С первых же дней центром общих сборов всей этой разношерстной публики явился вокзал. В вокзальном буфете пришлось организовать и питание. Ляоянский буфет похож на все русские вокзальные буфеты: был он достаточно грязен, и в середине зала возвышалась стойка с водкой и закусками, у которой с самого утра и до позднего вечера толпились офицеры всех чинов и чиновники всех рангов. Пахло спиртом и щами, все было окутано серым туманом табачного дыма. Стоял гомон трезвых и пьяных голосов, вечно споривших и что-то старавшихся друг другу доказать. Вот сюда-то четыре раза в день приходилось мне водить своих «питомцев» и, садясь спиной к водочной стойке, как бы заслонять от военных агентов неприглядную картину нашего пьяного тыла.

Неприятно было также видеть, с каким бестактным любопытством наши офицеры рассматривали иностранцев.

По окончании каждого незатейливого обеда надо было под тем или иным предлогом удалить иностранцев с вокзала, попросту, чтобы не дать им войти в непосредственное общение с моими словоохотливыми соотечественниками. Вокзал с первых же дней войны стал центром, куда стекались новости не только от прибывающих из России, но и самые свежие и достоверные вести с фронта. Главными поставщиками их в начале войны являлись офицеры военной охраны Китайско-Восточной железной дороги. Среди них встречалось много забубенных головушек, нашедших в высоких окладах, которые установил Витте для этих войск, главный стимул своего военного рвения. Вокзал представлял для некоторых из них прекрасную аудиторию. Здесь ловилось каждое их слово, и можно было сойти если не за героя, то, во всяком случае, за видавшего виды матерого маньчжурского волка.

- **ФРАГМЕНТ ДАННЫХ**:
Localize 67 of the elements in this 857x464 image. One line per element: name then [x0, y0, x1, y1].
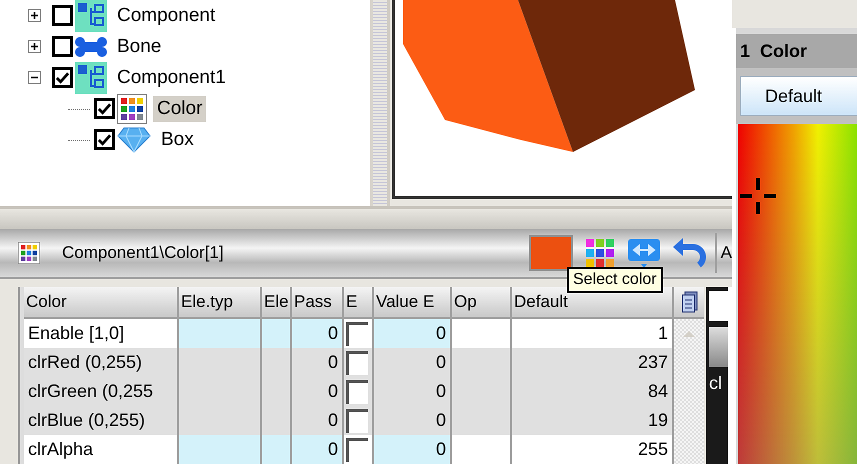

- **ЦЕЛЬ ЗАДАНИЯ**:
Повторите фрагмент статьи между словами "С первых же дней центром" и "офицеры рассматривали иностранцев.", включительно, заменив в нем "офицеры" на "командиры".

- **ОТВЕТ НА ЗАДАНИЕ**:
С первых же дней центром общих сборов всей этой разношерстной публики явился вокзал. В вокзальном буфете пришлось организовать и питание. Ляоянский буфет похож на все русские вокзальные буфеты: был он достаточно грязен, и в середине зала возвышалась стойка с водкой и закусками, у которой с самого утра и до позднего вечера толпились командиры всех чинов и чиновники всех рангов. Пахло спиртом и щами, все было окутано серым туманом табачного дыма. Стоял гомон трезвых и пьяных голосов, вечно споривших и что-то старавшихся друг другу доказать. Вот сюда-то четыре раза в день приходилось мне водить своих «питомцев» и, садясь спиной к водочной стойке, как бы заслонять от военных агентов неприглядную картину нашего пьяного тыла.

Неприятно было также видеть, с каким бестактным любопытством наши командиры рассматривали иностранцев.